→ **Short problem**: Write out all the material exactly. Leave nothing out.

→ **Data listing**:
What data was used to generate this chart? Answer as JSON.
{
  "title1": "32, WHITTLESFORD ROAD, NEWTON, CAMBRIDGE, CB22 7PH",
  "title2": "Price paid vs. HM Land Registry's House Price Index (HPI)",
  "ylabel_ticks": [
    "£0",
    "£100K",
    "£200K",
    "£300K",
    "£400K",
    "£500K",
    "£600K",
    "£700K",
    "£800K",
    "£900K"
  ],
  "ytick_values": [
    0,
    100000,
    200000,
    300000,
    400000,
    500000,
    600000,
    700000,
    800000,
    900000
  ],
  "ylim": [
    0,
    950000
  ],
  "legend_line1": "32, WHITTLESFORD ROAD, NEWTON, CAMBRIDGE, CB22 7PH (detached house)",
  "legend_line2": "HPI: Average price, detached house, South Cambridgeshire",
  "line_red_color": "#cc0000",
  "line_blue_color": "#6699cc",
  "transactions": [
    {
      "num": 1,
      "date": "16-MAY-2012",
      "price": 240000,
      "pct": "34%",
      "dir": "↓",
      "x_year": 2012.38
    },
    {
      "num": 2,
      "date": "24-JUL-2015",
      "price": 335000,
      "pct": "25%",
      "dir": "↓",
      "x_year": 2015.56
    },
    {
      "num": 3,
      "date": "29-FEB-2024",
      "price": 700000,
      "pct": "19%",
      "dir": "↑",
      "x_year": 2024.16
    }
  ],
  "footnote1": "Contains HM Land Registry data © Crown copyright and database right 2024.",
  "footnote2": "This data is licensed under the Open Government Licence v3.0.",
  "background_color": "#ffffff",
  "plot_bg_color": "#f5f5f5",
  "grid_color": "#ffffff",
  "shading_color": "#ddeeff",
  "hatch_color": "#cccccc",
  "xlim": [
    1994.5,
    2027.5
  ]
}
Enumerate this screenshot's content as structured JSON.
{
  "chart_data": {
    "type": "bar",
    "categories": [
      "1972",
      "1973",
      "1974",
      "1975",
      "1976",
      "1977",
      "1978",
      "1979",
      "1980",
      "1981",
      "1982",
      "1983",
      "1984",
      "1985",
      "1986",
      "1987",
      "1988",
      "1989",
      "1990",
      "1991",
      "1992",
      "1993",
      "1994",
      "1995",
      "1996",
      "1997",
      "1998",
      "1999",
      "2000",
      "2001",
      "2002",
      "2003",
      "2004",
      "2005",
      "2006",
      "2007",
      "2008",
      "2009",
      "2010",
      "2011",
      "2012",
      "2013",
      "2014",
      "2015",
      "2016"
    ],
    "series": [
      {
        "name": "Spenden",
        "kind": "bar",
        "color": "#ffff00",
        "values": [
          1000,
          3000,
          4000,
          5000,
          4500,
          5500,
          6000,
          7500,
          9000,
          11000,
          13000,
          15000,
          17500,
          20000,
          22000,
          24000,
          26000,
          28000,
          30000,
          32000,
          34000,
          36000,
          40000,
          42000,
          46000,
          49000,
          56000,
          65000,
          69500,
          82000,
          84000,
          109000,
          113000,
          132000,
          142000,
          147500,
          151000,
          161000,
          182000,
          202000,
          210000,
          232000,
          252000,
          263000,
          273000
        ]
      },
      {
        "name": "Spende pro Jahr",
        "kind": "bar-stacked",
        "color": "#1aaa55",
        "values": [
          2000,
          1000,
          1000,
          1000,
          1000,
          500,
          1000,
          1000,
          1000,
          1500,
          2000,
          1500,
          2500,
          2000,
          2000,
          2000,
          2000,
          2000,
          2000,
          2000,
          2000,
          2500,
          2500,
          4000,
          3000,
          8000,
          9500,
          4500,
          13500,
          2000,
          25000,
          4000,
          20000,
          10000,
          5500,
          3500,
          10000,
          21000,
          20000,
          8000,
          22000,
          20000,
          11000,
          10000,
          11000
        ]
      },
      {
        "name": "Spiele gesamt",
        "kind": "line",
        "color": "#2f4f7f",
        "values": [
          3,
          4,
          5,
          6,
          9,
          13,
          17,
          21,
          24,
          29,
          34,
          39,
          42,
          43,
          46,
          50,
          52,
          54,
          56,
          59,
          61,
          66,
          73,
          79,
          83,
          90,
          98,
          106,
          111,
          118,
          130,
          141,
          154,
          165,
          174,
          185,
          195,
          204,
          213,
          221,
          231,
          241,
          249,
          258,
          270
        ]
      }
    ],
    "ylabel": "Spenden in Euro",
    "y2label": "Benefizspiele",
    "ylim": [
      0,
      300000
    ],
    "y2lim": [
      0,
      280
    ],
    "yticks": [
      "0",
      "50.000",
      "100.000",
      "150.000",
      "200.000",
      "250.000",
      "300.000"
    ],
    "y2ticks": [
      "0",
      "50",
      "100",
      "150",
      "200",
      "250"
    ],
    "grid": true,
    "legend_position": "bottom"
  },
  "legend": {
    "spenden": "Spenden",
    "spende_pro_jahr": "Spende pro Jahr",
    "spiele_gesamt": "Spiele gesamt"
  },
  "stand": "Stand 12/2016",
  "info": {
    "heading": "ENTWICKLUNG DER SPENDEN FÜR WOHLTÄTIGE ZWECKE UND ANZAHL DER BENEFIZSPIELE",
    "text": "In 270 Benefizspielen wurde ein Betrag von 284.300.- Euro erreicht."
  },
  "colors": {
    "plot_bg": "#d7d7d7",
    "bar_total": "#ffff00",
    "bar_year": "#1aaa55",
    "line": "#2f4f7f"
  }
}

→ **Solution to this task**:
What data was used to generate this chart? Answer as JSON.
{
  "title1": "32, WHITTLESFORD ROAD, NEWTON, CAMBRIDGE, CB22 7PH",
  "title2": "Price paid vs. HM Land Registry's House Price Index (HPI)",
  "ylabel_ticks": [
    "£0",
    "£100K",
    "£200K",
    "£300K",
    "£400K",
    "£500K",
    "£600K",
    "£700K",
    "£800K",
    "£900K"
  ],
  "ytick_values": [
    0,
    100000,
    200000,
    300000,
    400000,
    500000,
    600000,
    700000,
    800000,
    900000
  ],
  "ylim": [
    0,
    950000
  ],
  "legend_line1": "32, WHITTLESFORD ROAD, NEWTON, CAMBRIDGE, CB22 7PH (detached house)",
  "legend_line2": "HPI: Average price, detached house, South Cambridgeshire",
  "line_red_color": "#cc0000",
  "line_blue_color": "#6699cc",
  "transactions": [
    {
      "num": 1,
      "date": "16-MAY-2012",
      "price": 240000,
      "pct": "34%",
      "dir": "↓",
      "x_year": 2012.38
    },
    {
      "num": 2,
      "date": "24-JUL-2015",
      "price": 335000,
      "pct": "25%",
      "dir": "↓",
      "x_year": 2015.56
    },
    {
      "num": 3,
      "date": "29-FEB-2024",
      "price": 700000,
      "pct": "19%",
      "dir": "↑",
      "x_year": 2024.16
    }
  ],
  "footnote1": "Contains HM Land Registry data © Crown copyright and database right 2024.",
  "footnote2": "This data is licensed under the Open Government Licence v3.0.",
  "background_color": "#ffffff",
  "plot_bg_color": "#f5f5f5",
  "grid_color": "#ffffff",
  "shading_color": "#ddeeff",
  "hatch_color": "#cccccc",
  "xlim": [
    1994.5,
    2027.5
  ]
}
Enumerate this screenshot's content as structured JSON.
{
  "chart_data": {
    "type": "bar",
    "categories": [
      "1972",
      "1973",
      "1974",
      "1975",
      "1976",
      "1977",
      "1978",
      "1979",
      "1980",
      "1981",
      "1982",
      "1983",
      "1984",
      "1985",
      "1986",
      "1987",
      "1988",
      "1989",
      "1990",
      "1991",
      "1992",
      "1993",
      "1994",
      "1995",
      "1996",
      "1997",
      "1998",
      "1999",
      "2000",
      "2001",
      "2002",
      "2003",
      "2004",
      "2005",
      "2006",
      "2007",
      "2008",
      "2009",
      "2010",
      "2011",
      "2012",
      "2013",
      "2014",
      "2015",
      "2016"
    ],
    "series": [
      {
        "name": "Spenden",
        "kind": "bar",
        "color": "#ffff00",
        "values": [
          1000,
          3000,
          4000,
          5000,
          4500,
          5500,
          6000,
          7500,
          9000,
          11000,
          13000,
          15000,
          17500,
          20000,
          22000,
          24000,
          26000,
          28000,
          30000,
          32000,
          34000,
          36000,
          40000,
          42000,
          46000,
          49000,
          56000,
          65000,
          69500,
          82000,
          84000,
          109000,
          113000,
          132000,
          142000,
          147500,
          151000,
          161000,
          182000,
          202000,
          210000,
          232000,
          252000,
          263000,
          273000
        ]
      },
      {
        "name": "Spende pro Jahr",
        "kind": "bar-stacked",
        "color": "#1aaa55",
        "values": [
          2000,
          1000,
          1000,
          1000,
          1000,
          500,
          1000,
          1000,
          1000,
          1500,
          2000,
          1500,
          2500,
          2000,
          2000,
          2000,
          2000,
          2000,
          2000,
          2000,
          2000,
          2500,
          2500,
          4000,
          3000,
          8000,
          9500,
          4500,
          13500,
          2000,
          25000,
          4000,
          20000,
          10000,
          5500,
          3500,
          10000,
          21000,
          20000,
          8000,
          22000,
          20000,
          11000,
          10000,
          11000
        ]
      },
      {
        "name": "Spiele gesamt",
        "kind": "line",
        "color": "#2f4f7f",
        "values": [
          3,
          4,
          5,
          6,
          9,
          13,
          17,
          21,
          24,
          29,
          34,
          39,
          42,
          43,
          46,
          50,
          52,
          54,
          56,
          59,
          61,
          66,
          73,
          79,
          83,
          90,
          98,
          106,
          111,
          118,
          130,
          141,
          154,
          165,
          174,
          185,
          195,
          204,
          213,
          221,
          231,
          241,
          249,
          258,
          270
        ]
      }
    ],
    "ylabel": "Spenden in Euro",
    "y2label": "Benefizspiele",
    "ylim": [
      0,
      300000
    ],
    "y2lim": [
      0,
      280
    ],
    "yticks": [
      "0",
      "50.000",
      "100.000",
      "150.000",
      "200.000",
      "250.000",
      "300.000"
    ],
    "y2ticks": [
      "0",
      "50",
      "100",
      "150",
      "200",
      "250"
    ],
    "grid": true,
    "legend_position": "bottom"
  },
  "legend": {
    "spenden": "Spenden",
    "spende_pro_jahr": "Spende pro Jahr",
    "spiele_gesamt": "Spiele gesamt"
  },
  "stand": "Stand 12/2016",
  "info": {
    "heading": "ENTWICKLUNG DER SPENDEN FÜR WOHLTÄTIGE ZWECKE UND ANZAHL DER BENEFIZSPIELE",
    "text": "In 270 Benefizspielen wurde ein Betrag von 284.300.- Euro erreicht."
  },
  "colors": {
    "plot_bg": "#d7d7d7",
    "bar_total": "#ffff00",
    "bar_year": "#1aaa55",
    "line": "#2f4f7f"
  }
}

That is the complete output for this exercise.